[Entries from a dataset]
◇ ◇ ◇ ◇
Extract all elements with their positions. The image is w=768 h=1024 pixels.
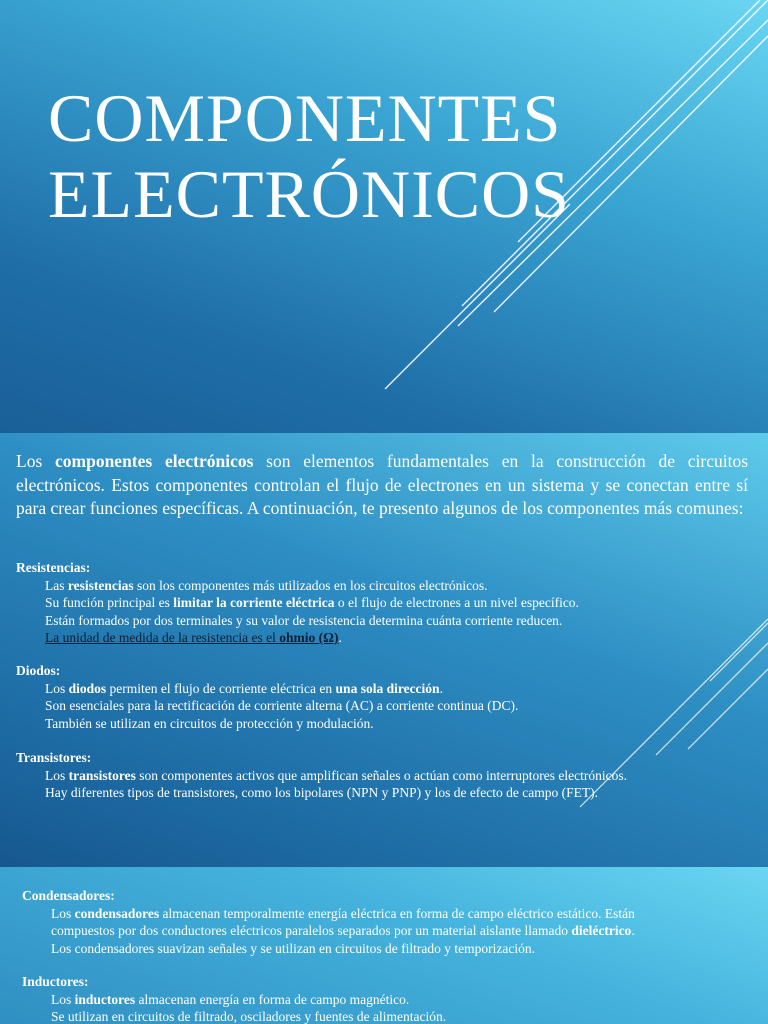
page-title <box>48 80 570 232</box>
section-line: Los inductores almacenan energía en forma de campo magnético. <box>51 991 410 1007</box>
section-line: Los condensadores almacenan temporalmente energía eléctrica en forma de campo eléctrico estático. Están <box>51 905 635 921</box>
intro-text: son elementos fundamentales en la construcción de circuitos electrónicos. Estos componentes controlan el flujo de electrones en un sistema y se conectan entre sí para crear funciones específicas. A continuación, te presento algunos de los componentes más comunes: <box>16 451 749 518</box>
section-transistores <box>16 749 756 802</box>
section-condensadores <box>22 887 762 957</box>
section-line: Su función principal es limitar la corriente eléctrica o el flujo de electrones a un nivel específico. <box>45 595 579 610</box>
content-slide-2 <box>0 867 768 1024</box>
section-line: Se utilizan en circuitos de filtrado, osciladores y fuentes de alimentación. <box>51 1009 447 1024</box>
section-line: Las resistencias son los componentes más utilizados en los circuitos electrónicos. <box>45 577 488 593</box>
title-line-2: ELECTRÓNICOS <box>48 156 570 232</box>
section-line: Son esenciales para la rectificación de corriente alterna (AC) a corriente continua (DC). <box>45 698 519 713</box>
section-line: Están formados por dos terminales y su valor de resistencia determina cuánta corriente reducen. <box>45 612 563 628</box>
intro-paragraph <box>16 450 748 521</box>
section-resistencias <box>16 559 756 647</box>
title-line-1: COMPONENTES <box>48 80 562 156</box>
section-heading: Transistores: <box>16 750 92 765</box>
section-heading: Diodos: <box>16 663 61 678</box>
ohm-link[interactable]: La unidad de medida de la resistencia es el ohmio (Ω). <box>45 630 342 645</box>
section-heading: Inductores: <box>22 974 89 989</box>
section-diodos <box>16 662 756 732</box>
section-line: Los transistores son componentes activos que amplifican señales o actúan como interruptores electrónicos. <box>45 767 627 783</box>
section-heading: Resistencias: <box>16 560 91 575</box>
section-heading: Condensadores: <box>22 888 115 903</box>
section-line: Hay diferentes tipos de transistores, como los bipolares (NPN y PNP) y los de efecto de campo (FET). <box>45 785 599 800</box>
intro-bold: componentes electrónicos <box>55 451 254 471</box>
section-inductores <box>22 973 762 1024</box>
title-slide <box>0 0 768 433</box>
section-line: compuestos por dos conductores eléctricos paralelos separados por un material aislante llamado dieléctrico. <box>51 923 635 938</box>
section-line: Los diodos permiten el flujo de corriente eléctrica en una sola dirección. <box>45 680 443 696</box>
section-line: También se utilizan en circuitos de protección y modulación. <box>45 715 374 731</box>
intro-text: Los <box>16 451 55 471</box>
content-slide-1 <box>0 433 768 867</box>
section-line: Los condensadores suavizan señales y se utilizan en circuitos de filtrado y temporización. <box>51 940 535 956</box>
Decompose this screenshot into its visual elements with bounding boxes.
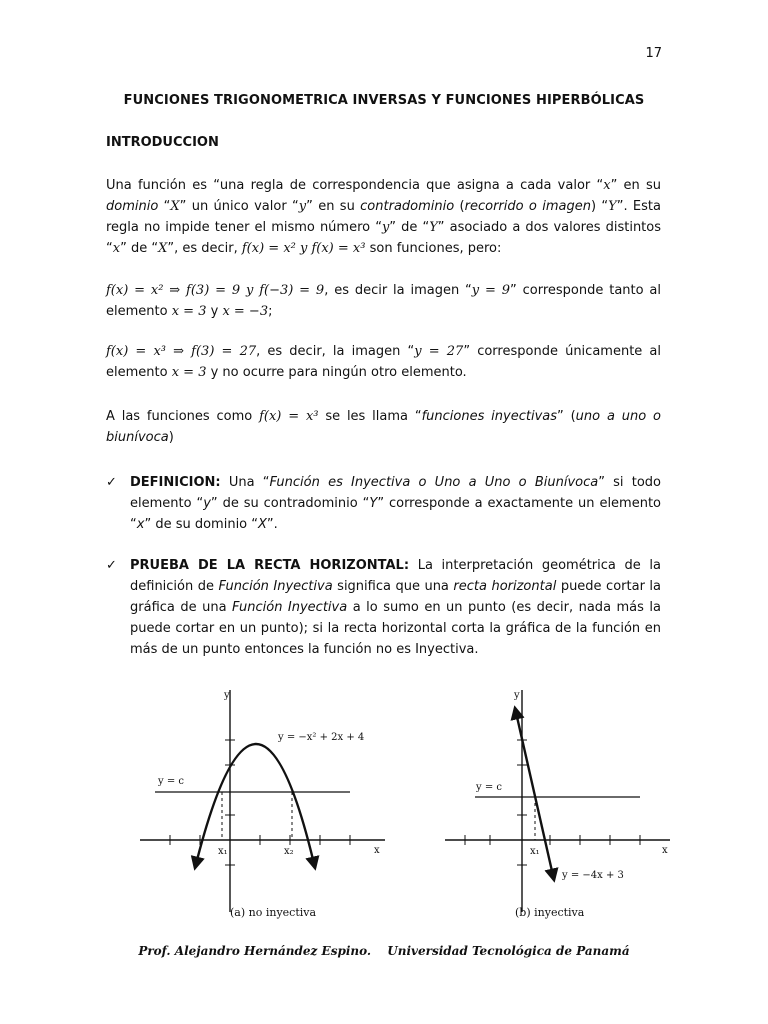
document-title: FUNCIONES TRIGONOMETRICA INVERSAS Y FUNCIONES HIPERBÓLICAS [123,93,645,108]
◇ ◇ ◇ ◇
**What to work on**
Lay out each line of the rows above as a numbered list, dropping any blank lines and omitting the pictures.

**Response to this task**
1. Extract all elements with their positions. The image is w=768 h=1024 pixels.
2. page-title <box>48 80 570 232</box>
3. section-line: Los inductores almacenan energía en forma de campo magnético. <box>51 991 410 1007</box>
4. section-line: Los condensadores almacenan temporalmente energía eléctrica en forma de campo eléctrico estático. Están <box>51 905 635 921</box>
5. intro-text: son elementos fundamentales en la construcción de circuitos electrónicos. Estos componentes controlan el flujo de electrones en un sistema y se conectan entre sí para crear funciones específicas. A continuación, te presento algunos de los componentes más comunes: <box>16 451 749 518</box>
6. section-transistores <box>16 749 756 802</box>
7. section-condensadores <box>22 887 762 957</box>
8. section-line: Su función principal es limitar la corriente eléctrica o el flujo de electrones a un nivel específico. <box>45 595 579 610</box>
9. content-slide-2 <box>0 867 768 1024</box>
10. section-line: Se utilizan en circuitos de filtrado, osciladores y fuentes de alimentación. <box>51 1009 447 1024</box>
11. section-line: Las resistencias son los componentes más utilizados en los circuitos electrónicos. <box>45 577 488 593</box>
12. title-line-2: ELECTRÓNICOS <box>48 156 570 232</box>
13. section-line: Son esenciales para la rectificación de corriente alterna (AC) a corriente continua (DC). <box>45 698 519 713</box>
14. section-line: Están formados por dos terminales y su valor de resistencia determina cuánta corriente reducen. <box>45 612 563 628</box>
15. intro-paragraph <box>16 450 748 521</box>
16. section-resistencias <box>16 559 756 647</box>
17. title-line-1: COMPONENTES <box>48 80 562 156</box>
18. section-heading: Transistores: <box>16 750 92 765</box>
19. section-heading: Diodos: <box>16 663 61 678</box>
20. ohm-link[interactable]: La unidad de medida de la resistencia es el ohmio (Ω). <box>45 630 342 645</box>
21. section-heading: Inductores: <box>22 974 89 989</box>
22. section-diodos <box>16 662 756 732</box>
23. section-line: Los transistores son componentes activos que amplifican señales o actúan como interruptores electrónicos. <box>45 767 627 783</box>
24. section-heading: Resistencias: <box>16 560 91 575</box>
25. section-heading: Condensadores: <box>22 888 115 903</box>
26. section-line: Hay diferentes tipos de transistores, como los bipolares (NPN y PNP) y los de efecto de campo (FET). <box>45 785 599 800</box>
27. intro-bold: componentes electrónicos <box>55 451 254 471</box>
28. section-inductores <box>22 973 762 1024</box>
29. title-slide <box>0 0 768 433</box>
30. section-line: compuestos por dos conductores eléctricos paralelos separados por un material aislante llamado dieléctrico. <box>51 923 635 938</box>
31. section-line: Los diodos permiten el flujo de corriente eléctrica en una sola dirección. <box>45 680 443 696</box>
32. section-line: También se utilizan en circuitos de protección y modulación. <box>45 715 374 731</box>
33. intro-text: Los <box>16 451 55 471</box>
34. content-slide-1 <box>0 433 768 867</box>
35. section-line: Los condensadores suavizan señales y se utilizan en circuitos de filtrado y temporización. <box>51 940 535 956</box>
36. Decompose this screenshot into its visual elements with bounding boxes.
37. document-title: FUNCIONES TRIGONOMETRICA INVERSAS Y FUNCIONES HIPERBÓLICAS [123,93,645,108]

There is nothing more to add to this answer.